>> START SUPPLIED MATERIAL

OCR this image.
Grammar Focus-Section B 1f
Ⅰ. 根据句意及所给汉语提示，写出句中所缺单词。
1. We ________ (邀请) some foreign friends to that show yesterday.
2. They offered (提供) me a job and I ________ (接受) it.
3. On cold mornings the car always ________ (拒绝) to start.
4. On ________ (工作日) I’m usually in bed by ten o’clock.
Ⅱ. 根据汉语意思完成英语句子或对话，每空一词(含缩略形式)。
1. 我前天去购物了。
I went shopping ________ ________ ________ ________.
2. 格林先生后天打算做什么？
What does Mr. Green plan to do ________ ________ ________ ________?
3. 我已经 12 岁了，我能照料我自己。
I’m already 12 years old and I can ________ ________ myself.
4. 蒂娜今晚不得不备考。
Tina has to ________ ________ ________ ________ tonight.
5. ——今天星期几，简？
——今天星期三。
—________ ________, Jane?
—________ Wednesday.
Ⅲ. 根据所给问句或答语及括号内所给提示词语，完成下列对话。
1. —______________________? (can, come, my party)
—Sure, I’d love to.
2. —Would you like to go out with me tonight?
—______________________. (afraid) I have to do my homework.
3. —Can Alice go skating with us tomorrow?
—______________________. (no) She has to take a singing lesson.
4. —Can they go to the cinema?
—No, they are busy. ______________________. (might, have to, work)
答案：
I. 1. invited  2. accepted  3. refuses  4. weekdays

>> END SUPPLIED MATERIAL

Word for word, quote all of the data above.

= RESULT OF THE TASK =
OCR this image.
Grammar Focus-Section B 1f
Ⅰ. 根据句意及所给汉语提示，写出句中所缺单词。
1. We ________ (邀请) some foreign friends to that show yesterday.
2. They offered (提供) me a job and I ________ (接受) it.
3. On cold mornings the car always ________ (拒绝) to start.
4. On ________ (工作日) I’m usually in bed by ten o’clock.
Ⅱ. 根据汉语意思完成英语句子或对话，每空一词(含缩略形式)。
1. 我前天去购物了。
I went shopping ________ ________ ________ ________.
2. 格林先生后天打算做什么？
What does Mr. Green plan to do ________ ________ ________ ________?
3. 我已经 12 岁了，我能照料我自己。
I’m already 12 years old and I can ________ ________ myself.
4. 蒂娜今晚不得不备考。
Tina has to ________ ________ ________ ________ tonight.
5. ——今天星期几，简？
——今天星期三。
—________ ________, Jane?
—________ Wednesday.
Ⅲ. 根据所给问句或答语及括号内所给提示词语，完成下列对话。
1. —______________________? (can, come, my party)
—Sure, I’d love to.
2. —Would you like to go out with me tonight?
—______________________. (afraid) I have to do my homework.
3. —Can Alice go skating with us tomorrow?
—______________________. (no) She has to take a singing lesson.
4. —Can they go to the cinema?
—No, they are busy. ______________________. (might, have to, work)
答案：
I. 1. invited  2. accepted  3. refuses  4. weekdays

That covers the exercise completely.